Tally the lines that contain "label" and report the total alone.
======== Listed records
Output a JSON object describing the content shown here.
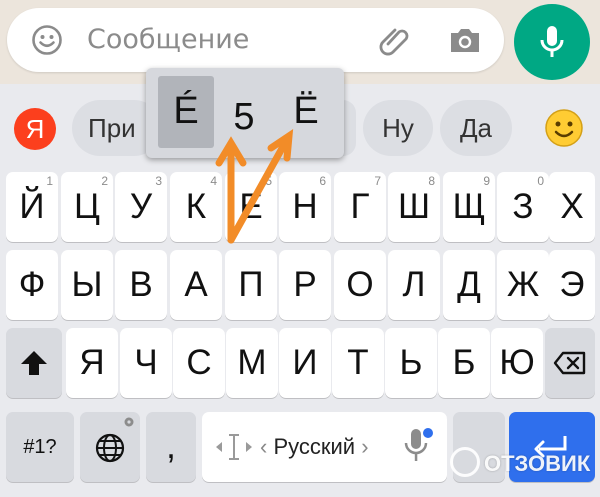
{
  "message_bar": {
    "placeholder": "Сообщение",
    "icons": [
      "emoji-icon",
      "paperclip-icon",
      "camera-icon"
    ]
  },
  "mic_button": {
    "icon": "microphone-icon",
    "color": "#00a884"
  },
  "suggestions": {
    "logo": "Я",
    "items": [
      "При",
      "",
      "Ну",
      "Да"
    ],
    "emoji_icon": "smiley-icon"
  },
  "popup": {
    "chars": [
      "É",
      "5",
      "Ë"
    ],
    "selected_index": 0
  },
  "keys": {
    "row1": [
      {
        "label": "Й",
        "hint": "1"
      },
      {
        "label": "Ц",
        "hint": "2"
      },
      {
        "label": "У",
        "hint": "3"
      },
      {
        "label": "К",
        "hint": "4"
      },
      {
        "label": "Е",
        "hint": "5"
      },
      {
        "label": "Н",
        "hint": "6"
      },
      {
        "label": "Г",
        "hint": "7"
      },
      {
        "label": "Ш",
        "hint": "8"
      },
      {
        "label": "Щ",
        "hint": "9"
      },
      {
        "label": "З",
        "hint": "0"
      },
      {
        "label": "Х",
        "hint": ""
      }
    ],
    "row2": [
      "Ф",
      "Ы",
      "В",
      "А",
      "П",
      "Р",
      "О",
      "Л",
      "Д",
      "Ж",
      "Э"
    ],
    "row3": [
      "Я",
      "Ч",
      "С",
      "М",
      "И",
      "Т",
      "Ь",
      "Б",
      "Ю"
    ],
    "row4": {
      "symbols": "#1?",
      "comma": ",",
      "globe_icon": "globe-icon"
    }
  },
  "space_bar": {
    "language": "Русский",
    "left_chevron": "‹",
    "right_chevron": "›"
  },
  "colors": {
    "enter_key": "#2f6fed",
    "arrow": "#f28c28",
    "yandex": "#fc3f1d"
  },
  "watermark": "ОТЗОВИК"
}
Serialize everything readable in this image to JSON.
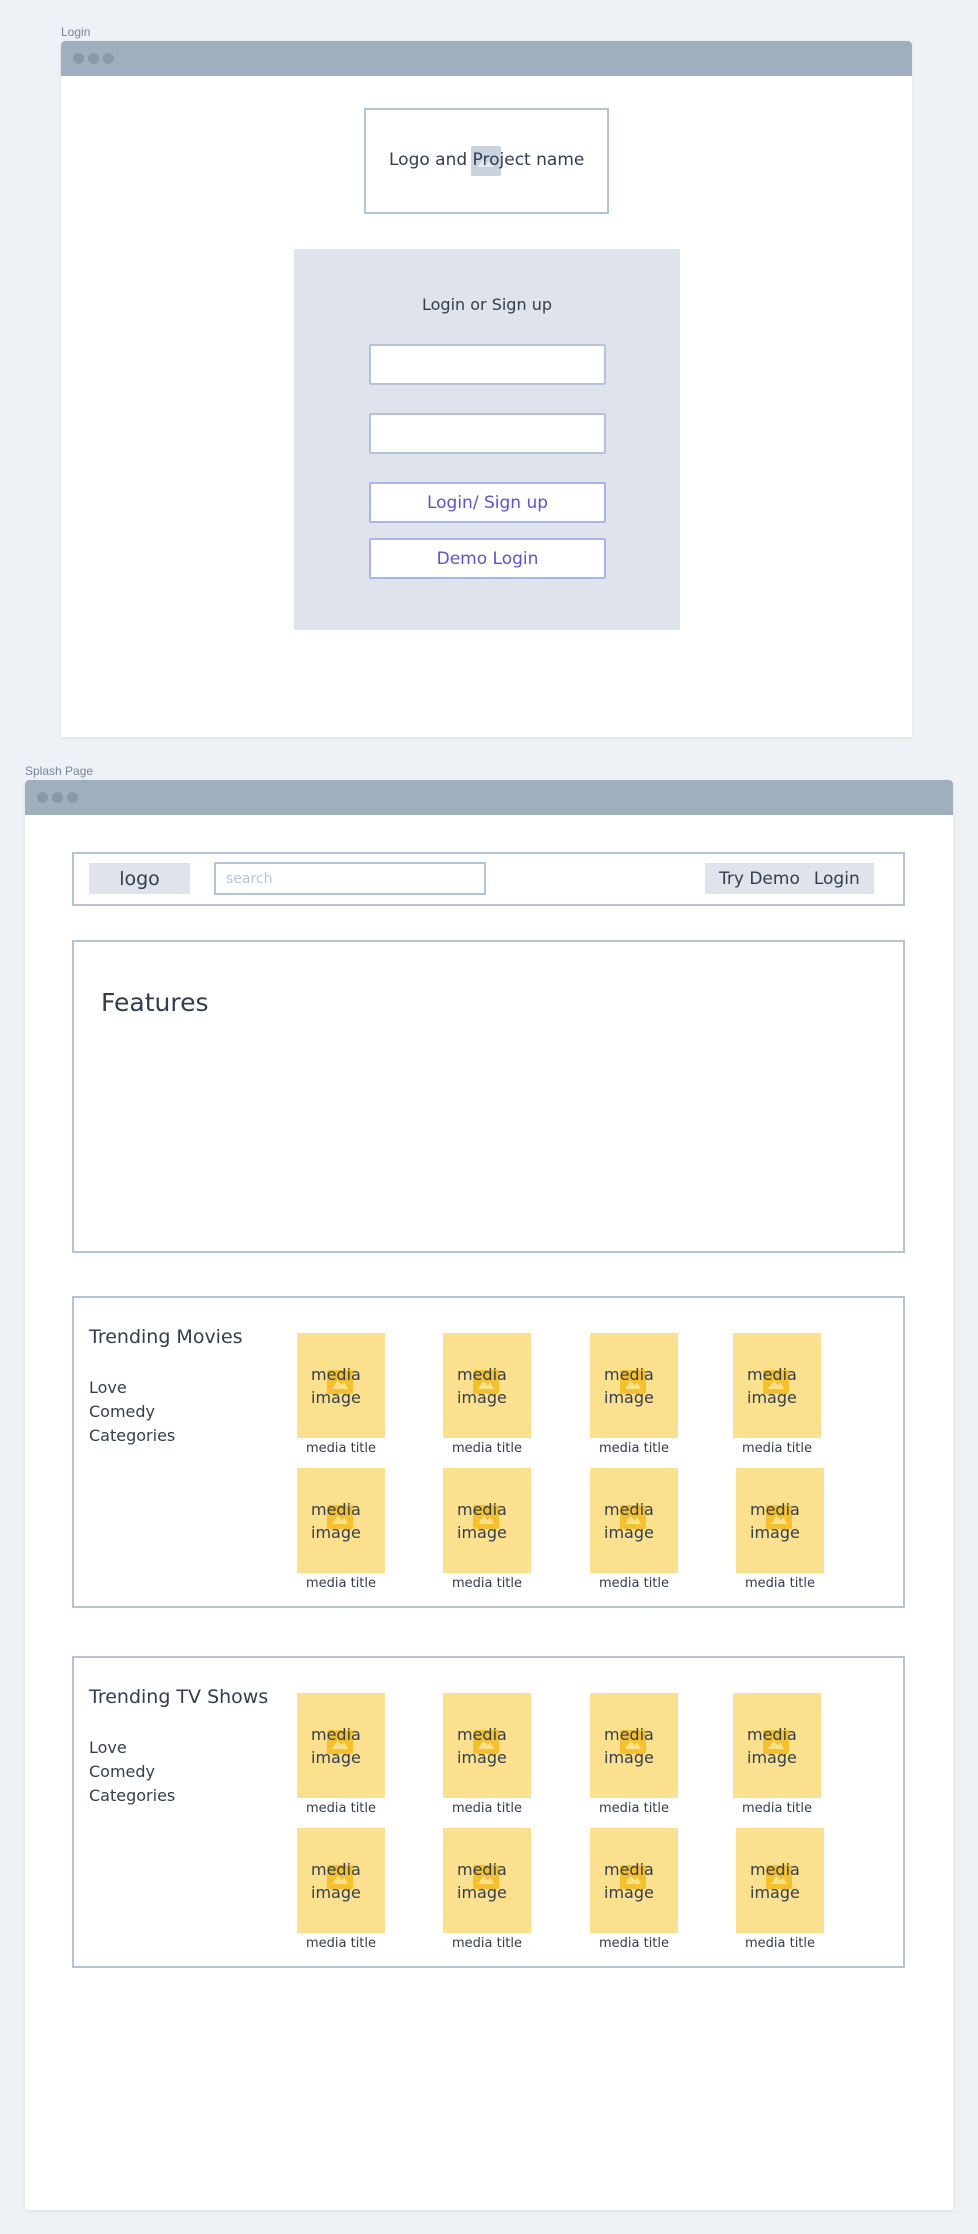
================
• Full output:
11